Records for the task ::

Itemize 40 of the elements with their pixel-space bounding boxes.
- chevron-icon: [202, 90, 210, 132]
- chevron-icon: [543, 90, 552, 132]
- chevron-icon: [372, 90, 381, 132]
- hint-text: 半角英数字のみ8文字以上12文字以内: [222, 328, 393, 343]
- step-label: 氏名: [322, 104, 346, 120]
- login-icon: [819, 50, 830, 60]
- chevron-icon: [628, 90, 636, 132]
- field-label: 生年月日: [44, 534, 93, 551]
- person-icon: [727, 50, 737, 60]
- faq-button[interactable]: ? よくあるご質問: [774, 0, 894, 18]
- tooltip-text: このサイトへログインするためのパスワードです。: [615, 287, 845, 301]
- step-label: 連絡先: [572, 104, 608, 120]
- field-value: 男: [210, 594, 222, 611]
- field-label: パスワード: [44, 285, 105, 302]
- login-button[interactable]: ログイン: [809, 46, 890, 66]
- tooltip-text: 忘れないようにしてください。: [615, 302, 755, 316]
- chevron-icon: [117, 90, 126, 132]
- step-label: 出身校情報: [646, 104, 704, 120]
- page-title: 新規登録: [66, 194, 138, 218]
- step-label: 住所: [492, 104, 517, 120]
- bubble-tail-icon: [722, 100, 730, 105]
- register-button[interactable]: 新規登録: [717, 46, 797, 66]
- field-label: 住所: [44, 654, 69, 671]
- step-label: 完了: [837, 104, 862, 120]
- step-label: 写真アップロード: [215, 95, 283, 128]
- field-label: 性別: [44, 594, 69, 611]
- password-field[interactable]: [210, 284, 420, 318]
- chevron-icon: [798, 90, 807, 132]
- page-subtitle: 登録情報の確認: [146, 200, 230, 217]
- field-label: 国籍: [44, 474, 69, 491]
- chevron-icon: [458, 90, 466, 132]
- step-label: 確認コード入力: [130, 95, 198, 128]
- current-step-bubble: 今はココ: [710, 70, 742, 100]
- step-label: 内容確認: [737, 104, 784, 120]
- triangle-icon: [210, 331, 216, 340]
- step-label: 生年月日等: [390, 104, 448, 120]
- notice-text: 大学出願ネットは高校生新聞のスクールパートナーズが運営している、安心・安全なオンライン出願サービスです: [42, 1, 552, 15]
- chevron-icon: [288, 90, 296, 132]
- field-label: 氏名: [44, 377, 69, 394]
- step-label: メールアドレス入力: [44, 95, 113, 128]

Brief :: Quote the lines of the listing from the start through the line holding "- step-label: 連絡先: [572, 104, 608, 120]", inclusive, and nothing else.

Response below ::
Itemize 40 of the elements with their pixel-space bounding boxes.
- chevron-icon: [202, 90, 210, 132]
- chevron-icon: [543, 90, 552, 132]
- chevron-icon: [372, 90, 381, 132]
- hint-text: 半角英数字のみ8文字以上12文字以内: [222, 328, 393, 343]
- step-label: 氏名: [322, 104, 346, 120]
- login-icon: [819, 50, 830, 60]
- chevron-icon: [628, 90, 636, 132]
- field-label: 生年月日: [44, 534, 93, 551]
- person-icon: [727, 50, 737, 60]
- faq-button[interactable]: ? よくあるご質問: [774, 0, 894, 18]
- tooltip-text: このサイトへログインするためのパスワードです。: [615, 287, 845, 301]
- step-label: 連絡先: [572, 104, 608, 120]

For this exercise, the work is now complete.